** Begin RECORDS PROVIDED **

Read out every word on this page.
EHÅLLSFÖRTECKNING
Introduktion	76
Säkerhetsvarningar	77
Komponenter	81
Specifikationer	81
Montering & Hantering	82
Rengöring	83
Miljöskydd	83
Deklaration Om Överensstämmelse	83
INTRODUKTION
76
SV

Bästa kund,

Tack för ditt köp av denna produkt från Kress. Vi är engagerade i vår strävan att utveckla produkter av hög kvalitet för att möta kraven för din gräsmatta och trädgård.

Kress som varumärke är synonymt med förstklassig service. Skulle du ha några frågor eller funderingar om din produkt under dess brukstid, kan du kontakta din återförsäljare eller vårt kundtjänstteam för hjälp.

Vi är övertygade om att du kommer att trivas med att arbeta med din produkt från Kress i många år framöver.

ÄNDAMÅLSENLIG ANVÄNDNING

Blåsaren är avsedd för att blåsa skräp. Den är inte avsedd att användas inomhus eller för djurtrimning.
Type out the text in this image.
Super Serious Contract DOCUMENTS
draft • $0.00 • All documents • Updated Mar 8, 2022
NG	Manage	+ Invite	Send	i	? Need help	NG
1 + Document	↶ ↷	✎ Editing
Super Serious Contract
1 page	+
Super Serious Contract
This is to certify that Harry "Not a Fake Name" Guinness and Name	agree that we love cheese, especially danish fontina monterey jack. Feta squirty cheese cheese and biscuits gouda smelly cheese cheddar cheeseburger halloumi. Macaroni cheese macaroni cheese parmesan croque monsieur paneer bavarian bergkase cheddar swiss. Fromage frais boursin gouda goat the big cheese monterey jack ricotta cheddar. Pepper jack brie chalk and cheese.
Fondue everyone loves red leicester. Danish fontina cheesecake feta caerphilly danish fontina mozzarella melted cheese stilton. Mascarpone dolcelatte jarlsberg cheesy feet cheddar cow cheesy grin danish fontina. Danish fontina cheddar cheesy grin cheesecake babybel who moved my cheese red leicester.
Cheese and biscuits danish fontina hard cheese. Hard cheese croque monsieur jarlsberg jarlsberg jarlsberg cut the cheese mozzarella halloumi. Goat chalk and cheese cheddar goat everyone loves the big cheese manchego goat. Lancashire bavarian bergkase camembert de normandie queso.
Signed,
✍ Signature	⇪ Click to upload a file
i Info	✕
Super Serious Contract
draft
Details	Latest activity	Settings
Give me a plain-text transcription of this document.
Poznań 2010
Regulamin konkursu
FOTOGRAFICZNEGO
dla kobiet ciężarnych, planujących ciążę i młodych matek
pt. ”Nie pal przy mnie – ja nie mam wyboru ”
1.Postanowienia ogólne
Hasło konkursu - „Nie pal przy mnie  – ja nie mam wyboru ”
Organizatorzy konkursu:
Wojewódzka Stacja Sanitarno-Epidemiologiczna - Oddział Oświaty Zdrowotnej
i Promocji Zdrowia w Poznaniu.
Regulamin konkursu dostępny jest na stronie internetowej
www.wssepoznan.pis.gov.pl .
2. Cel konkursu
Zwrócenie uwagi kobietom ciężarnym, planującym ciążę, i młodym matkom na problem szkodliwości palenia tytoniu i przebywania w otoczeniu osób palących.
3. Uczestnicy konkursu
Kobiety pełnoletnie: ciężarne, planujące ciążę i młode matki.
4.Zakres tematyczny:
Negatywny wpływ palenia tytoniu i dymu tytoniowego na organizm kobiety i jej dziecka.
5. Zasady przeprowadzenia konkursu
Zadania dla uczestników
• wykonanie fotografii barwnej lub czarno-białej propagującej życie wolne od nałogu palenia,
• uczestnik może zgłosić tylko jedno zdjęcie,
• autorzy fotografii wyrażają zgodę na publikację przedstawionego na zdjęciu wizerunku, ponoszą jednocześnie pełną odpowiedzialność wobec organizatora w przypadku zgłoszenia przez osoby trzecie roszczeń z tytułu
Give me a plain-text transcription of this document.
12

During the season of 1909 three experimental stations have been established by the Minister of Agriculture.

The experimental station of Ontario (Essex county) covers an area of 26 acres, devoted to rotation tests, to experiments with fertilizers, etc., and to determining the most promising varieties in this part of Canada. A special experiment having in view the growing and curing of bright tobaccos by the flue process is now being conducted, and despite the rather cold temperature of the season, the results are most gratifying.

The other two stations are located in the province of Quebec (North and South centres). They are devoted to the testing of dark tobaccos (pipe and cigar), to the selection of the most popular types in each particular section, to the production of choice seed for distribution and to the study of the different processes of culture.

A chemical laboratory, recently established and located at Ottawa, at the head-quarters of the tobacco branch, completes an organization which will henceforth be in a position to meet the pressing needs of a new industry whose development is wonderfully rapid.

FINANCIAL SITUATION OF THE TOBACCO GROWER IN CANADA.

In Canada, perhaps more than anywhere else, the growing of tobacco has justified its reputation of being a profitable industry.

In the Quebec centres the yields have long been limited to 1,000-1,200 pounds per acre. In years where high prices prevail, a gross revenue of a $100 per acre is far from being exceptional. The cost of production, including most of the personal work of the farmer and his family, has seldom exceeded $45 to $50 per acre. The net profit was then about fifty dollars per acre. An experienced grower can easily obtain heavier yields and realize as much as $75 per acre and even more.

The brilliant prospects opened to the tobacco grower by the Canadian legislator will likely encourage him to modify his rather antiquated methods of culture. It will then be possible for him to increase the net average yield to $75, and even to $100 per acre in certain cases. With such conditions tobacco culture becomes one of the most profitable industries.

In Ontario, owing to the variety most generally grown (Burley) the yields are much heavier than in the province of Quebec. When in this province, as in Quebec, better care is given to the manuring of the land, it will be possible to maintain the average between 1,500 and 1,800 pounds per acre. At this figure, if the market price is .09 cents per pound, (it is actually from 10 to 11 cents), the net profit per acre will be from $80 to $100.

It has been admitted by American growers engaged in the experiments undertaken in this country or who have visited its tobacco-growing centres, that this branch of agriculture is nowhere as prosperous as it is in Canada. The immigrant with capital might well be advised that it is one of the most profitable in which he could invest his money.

** End RECORDS PROVIDED **

▸ WORK TO BE COMPLETED: Copy out every line of the data that includes "halloumi".

▸ THE COMPLETED TASK:
This is to certify that Harry "Not a Fake Name" Guinness and Name	agree that we love cheese, especially danish fontina monterey jack. Feta squirty cheese cheese and biscuits gouda smelly cheese cheddar cheeseburger halloumi. Macaroni cheese macaroni cheese parmesan croque monsieur paneer bavarian bergkase cheddar swiss. Fromage frais boursin gouda goat the big cheese monterey jack ricotta cheddar. Pepper jack brie chalk and cheese.
Cheese and biscuits danish fontina hard cheese. Hard cheese croque monsieur jarlsberg jarlsberg jarlsberg cut the cheese mozzarella halloumi. Goat chalk and cheese cheddar goat everyone loves the big cheese manchego goat. Lancashire bavarian bergkase camembert de normandie queso.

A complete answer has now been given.